Chart and figure data

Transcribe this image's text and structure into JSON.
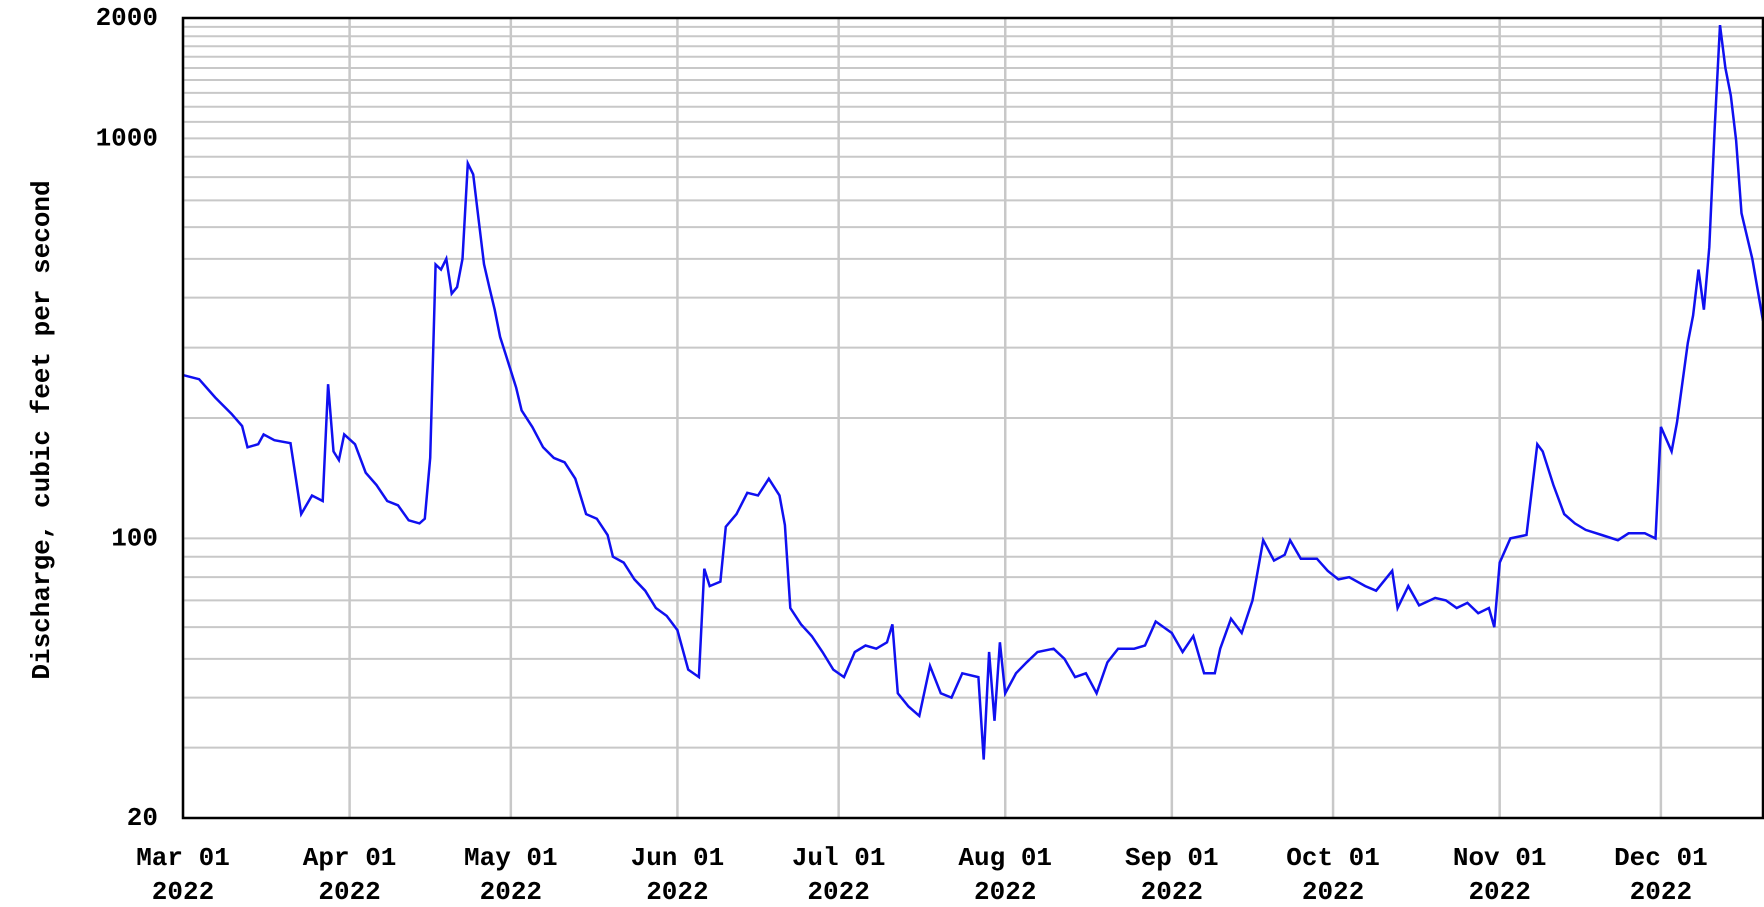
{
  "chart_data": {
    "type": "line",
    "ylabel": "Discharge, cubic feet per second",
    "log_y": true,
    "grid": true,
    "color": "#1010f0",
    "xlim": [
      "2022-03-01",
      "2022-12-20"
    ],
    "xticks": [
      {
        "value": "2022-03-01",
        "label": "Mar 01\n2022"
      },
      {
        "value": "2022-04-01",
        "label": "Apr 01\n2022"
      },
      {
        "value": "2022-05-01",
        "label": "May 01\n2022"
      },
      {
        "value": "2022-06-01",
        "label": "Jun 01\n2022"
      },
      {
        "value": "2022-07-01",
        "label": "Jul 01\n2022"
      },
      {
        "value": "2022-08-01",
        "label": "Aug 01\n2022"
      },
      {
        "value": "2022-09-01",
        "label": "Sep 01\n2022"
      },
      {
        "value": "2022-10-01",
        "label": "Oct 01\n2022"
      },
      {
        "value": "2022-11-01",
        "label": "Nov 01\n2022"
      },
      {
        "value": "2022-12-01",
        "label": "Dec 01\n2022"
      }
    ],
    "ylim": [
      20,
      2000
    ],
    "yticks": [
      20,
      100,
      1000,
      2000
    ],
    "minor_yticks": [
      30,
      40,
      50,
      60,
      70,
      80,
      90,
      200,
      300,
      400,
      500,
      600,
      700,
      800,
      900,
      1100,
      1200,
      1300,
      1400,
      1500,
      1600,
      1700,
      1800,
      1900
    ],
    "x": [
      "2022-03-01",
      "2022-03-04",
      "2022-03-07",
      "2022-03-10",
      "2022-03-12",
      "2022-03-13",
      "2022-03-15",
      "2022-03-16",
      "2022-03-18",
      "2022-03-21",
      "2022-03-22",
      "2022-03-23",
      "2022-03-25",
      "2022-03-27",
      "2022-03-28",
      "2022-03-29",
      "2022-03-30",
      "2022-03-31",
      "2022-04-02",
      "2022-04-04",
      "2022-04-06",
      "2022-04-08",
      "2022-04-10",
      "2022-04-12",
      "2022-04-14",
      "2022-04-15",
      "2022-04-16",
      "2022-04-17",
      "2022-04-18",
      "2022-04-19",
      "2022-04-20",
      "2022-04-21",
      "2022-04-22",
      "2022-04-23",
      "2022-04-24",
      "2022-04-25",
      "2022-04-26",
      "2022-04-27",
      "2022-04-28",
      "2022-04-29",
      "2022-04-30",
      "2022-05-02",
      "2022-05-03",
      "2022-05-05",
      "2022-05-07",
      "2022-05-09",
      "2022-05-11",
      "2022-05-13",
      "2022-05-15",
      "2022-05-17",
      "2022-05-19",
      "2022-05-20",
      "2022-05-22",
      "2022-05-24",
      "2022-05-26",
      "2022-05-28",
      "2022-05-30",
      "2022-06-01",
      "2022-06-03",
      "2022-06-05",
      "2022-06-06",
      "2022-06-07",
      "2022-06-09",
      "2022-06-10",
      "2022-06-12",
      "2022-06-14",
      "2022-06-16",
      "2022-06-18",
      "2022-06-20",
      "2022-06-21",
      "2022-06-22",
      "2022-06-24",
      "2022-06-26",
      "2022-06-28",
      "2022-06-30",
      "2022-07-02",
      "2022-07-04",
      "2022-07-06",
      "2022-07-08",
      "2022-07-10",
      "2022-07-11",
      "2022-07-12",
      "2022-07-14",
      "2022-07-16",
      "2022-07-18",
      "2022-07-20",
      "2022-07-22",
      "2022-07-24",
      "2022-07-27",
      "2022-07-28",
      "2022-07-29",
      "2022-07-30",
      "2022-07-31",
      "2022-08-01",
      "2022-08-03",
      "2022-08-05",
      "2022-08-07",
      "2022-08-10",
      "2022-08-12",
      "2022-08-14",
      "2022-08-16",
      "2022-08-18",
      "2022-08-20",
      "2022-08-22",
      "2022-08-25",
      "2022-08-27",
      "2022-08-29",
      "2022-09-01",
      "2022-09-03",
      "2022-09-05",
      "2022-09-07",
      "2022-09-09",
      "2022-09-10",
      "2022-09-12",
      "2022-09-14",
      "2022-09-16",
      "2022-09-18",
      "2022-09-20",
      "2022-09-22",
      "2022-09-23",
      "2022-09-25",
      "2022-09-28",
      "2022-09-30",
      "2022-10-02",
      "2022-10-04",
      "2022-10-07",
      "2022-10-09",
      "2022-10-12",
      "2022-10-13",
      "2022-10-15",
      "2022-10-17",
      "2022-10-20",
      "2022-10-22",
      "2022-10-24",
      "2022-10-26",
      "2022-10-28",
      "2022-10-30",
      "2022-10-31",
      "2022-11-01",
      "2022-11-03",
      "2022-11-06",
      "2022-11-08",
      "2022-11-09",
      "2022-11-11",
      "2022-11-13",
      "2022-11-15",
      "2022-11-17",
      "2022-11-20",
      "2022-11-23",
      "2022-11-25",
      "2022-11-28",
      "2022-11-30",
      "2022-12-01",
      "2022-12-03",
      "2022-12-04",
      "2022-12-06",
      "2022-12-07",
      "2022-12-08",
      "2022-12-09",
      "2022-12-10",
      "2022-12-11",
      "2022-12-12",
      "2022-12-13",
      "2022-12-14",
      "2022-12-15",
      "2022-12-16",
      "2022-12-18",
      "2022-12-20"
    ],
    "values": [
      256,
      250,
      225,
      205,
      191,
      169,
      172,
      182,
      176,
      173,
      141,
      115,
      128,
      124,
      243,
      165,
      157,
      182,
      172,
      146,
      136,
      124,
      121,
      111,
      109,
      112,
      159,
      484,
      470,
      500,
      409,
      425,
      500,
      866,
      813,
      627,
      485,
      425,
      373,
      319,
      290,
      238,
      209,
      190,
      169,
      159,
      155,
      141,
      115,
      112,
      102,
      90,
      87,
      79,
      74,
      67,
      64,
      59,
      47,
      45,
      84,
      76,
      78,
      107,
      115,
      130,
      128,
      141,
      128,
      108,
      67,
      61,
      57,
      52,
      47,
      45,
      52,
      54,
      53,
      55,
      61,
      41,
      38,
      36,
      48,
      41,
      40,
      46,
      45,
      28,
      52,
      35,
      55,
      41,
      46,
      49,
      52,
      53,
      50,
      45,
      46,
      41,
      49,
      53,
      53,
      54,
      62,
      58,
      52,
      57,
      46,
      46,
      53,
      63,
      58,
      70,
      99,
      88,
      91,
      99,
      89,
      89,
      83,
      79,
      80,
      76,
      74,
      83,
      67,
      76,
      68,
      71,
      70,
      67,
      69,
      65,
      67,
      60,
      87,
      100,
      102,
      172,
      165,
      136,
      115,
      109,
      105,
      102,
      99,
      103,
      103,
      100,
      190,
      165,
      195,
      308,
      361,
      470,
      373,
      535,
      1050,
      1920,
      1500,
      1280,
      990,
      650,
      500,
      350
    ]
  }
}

## What you will do
Repeat the material verbatim. Do not carry over any picture.

## Task output
Transcribe this image's text and structure into JSON.
{
  "chart_data": {
    "type": "line",
    "ylabel": "Discharge, cubic feet per second",
    "log_y": true,
    "grid": true,
    "color": "#1010f0",
    "xlim": [
      "2022-03-01",
      "2022-12-20"
    ],
    "xticks": [
      {
        "value": "2022-03-01",
        "label": "Mar 01\n2022"
      },
      {
        "value": "2022-04-01",
        "label": "Apr 01\n2022"
      },
      {
        "value": "2022-05-01",
        "label": "May 01\n2022"
      },
      {
        "value": "2022-06-01",
        "label": "Jun 01\n2022"
      },
      {
        "value": "2022-07-01",
        "label": "Jul 01\n2022"
      },
      {
        "value": "2022-08-01",
        "label": "Aug 01\n2022"
      },
      {
        "value": "2022-09-01",
        "label": "Sep 01\n2022"
      },
      {
        "value": "2022-10-01",
        "label": "Oct 01\n2022"
      },
      {
        "value": "2022-11-01",
        "label": "Nov 01\n2022"
      },
      {
        "value": "2022-12-01",
        "label": "Dec 01\n2022"
      }
    ],
    "ylim": [
      20,
      2000
    ],
    "yticks": [
      20,
      100,
      1000,
      2000
    ],
    "minor_yticks": [
      30,
      40,
      50,
      60,
      70,
      80,
      90,
      200,
      300,
      400,
      500,
      600,
      700,
      800,
      900,
      1100,
      1200,
      1300,
      1400,
      1500,
      1600,
      1700,
      1800,
      1900
    ],
    "x": [
      "2022-03-01",
      "2022-03-04",
      "2022-03-07",
      "2022-03-10",
      "2022-03-12",
      "2022-03-13",
      "2022-03-15",
      "2022-03-16",
      "2022-03-18",
      "2022-03-21",
      "2022-03-22",
      "2022-03-23",
      "2022-03-25",
      "2022-03-27",
      "2022-03-28",
      "2022-03-29",
      "2022-03-30",
      "2022-03-31",
      "2022-04-02",
      "2022-04-04",
      "2022-04-06",
      "2022-04-08",
      "2022-04-10",
      "2022-04-12",
      "2022-04-14",
      "2022-04-15",
      "2022-04-16",
      "2022-04-17",
      "2022-04-18",
      "2022-04-19",
      "2022-04-20",
      "2022-04-21",
      "2022-04-22",
      "2022-04-23",
      "2022-04-24",
      "2022-04-25",
      "2022-04-26",
      "2022-04-27",
      "2022-04-28",
      "2022-04-29",
      "2022-04-30",
      "2022-05-02",
      "2022-05-03",
      "2022-05-05",
      "2022-05-07",
      "2022-05-09",
      "2022-05-11",
      "2022-05-13",
      "2022-05-15",
      "2022-05-17",
      "2022-05-19",
      "2022-05-20",
      "2022-05-22",
      "2022-05-24",
      "2022-05-26",
      "2022-05-28",
      "2022-05-30",
      "2022-06-01",
      "2022-06-03",
      "2022-06-05",
      "2022-06-06",
      "2022-06-07",
      "2022-06-09",
      "2022-06-10",
      "2022-06-12",
      "2022-06-14",
      "2022-06-16",
      "2022-06-18",
      "2022-06-20",
      "2022-06-21",
      "2022-06-22",
      "2022-06-24",
      "2022-06-26",
      "2022-06-28",
      "2022-06-30",
      "2022-07-02",
      "2022-07-04",
      "2022-07-06",
      "2022-07-08",
      "2022-07-10",
      "2022-07-11",
      "2022-07-12",
      "2022-07-14",
      "2022-07-16",
      "2022-07-18",
      "2022-07-20",
      "2022-07-22",
      "2022-07-24",
      "2022-07-27",
      "2022-07-28",
      "2022-07-29",
      "2022-07-30",
      "2022-07-31",
      "2022-08-01",
      "2022-08-03",
      "2022-08-05",
      "2022-08-07",
      "2022-08-10",
      "2022-08-12",
      "2022-08-14",
      "2022-08-16",
      "2022-08-18",
      "2022-08-20",
      "2022-08-22",
      "2022-08-25",
      "2022-08-27",
      "2022-08-29",
      "2022-09-01",
      "2022-09-03",
      "2022-09-05",
      "2022-09-07",
      "2022-09-09",
      "2022-09-10",
      "2022-09-12",
      "2022-09-14",
      "2022-09-16",
      "2022-09-18",
      "2022-09-20",
      "2022-09-22",
      "2022-09-23",
      "2022-09-25",
      "2022-09-28",
      "2022-09-30",
      "2022-10-02",
      "2022-10-04",
      "2022-10-07",
      "2022-10-09",
      "2022-10-12",
      "2022-10-13",
      "2022-10-15",
      "2022-10-17",
      "2022-10-20",
      "2022-10-22",
      "2022-10-24",
      "2022-10-26",
      "2022-10-28",
      "2022-10-30",
      "2022-10-31",
      "2022-11-01",
      "2022-11-03",
      "2022-11-06",
      "2022-11-08",
      "2022-11-09",
      "2022-11-11",
      "2022-11-13",
      "2022-11-15",
      "2022-11-17",
      "2022-11-20",
      "2022-11-23",
      "2022-11-25",
      "2022-11-28",
      "2022-11-30",
      "2022-12-01",
      "2022-12-03",
      "2022-12-04",
      "2022-12-06",
      "2022-12-07",
      "2022-12-08",
      "2022-12-09",
      "2022-12-10",
      "2022-12-11",
      "2022-12-12",
      "2022-12-13",
      "2022-12-14",
      "2022-12-15",
      "2022-12-16",
      "2022-12-18",
      "2022-12-20"
    ],
    "values": [
      256,
      250,
      225,
      205,
      191,
      169,
      172,
      182,
      176,
      173,
      141,
      115,
      128,
      124,
      243,
      165,
      157,
      182,
      172,
      146,
      136,
      124,
      121,
      111,
      109,
      112,
      159,
      484,
      470,
      500,
      409,
      425,
      500,
      866,
      813,
      627,
      485,
      425,
      373,
      319,
      290,
      238,
      209,
      190,
      169,
      159,
      155,
      141,
      115,
      112,
      102,
      90,
      87,
      79,
      74,
      67,
      64,
      59,
      47,
      45,
      84,
      76,
      78,
      107,
      115,
      130,
      128,
      141,
      128,
      108,
      67,
      61,
      57,
      52,
      47,
      45,
      52,
      54,
      53,
      55,
      61,
      41,
      38,
      36,
      48,
      41,
      40,
      46,
      45,
      28,
      52,
      35,
      55,
      41,
      46,
      49,
      52,
      53,
      50,
      45,
      46,
      41,
      49,
      53,
      53,
      54,
      62,
      58,
      52,
      57,
      46,
      46,
      53,
      63,
      58,
      70,
      99,
      88,
      91,
      99,
      89,
      89,
      83,
      79,
      80,
      76,
      74,
      83,
      67,
      76,
      68,
      71,
      70,
      67,
      69,
      65,
      67,
      60,
      87,
      100,
      102,
      172,
      165,
      136,
      115,
      109,
      105,
      102,
      99,
      103,
      103,
      100,
      190,
      165,
      195,
      308,
      361,
      470,
      373,
      535,
      1050,
      1920,
      1500,
      1280,
      990,
      650,
      500,
      350
    ]
  }
}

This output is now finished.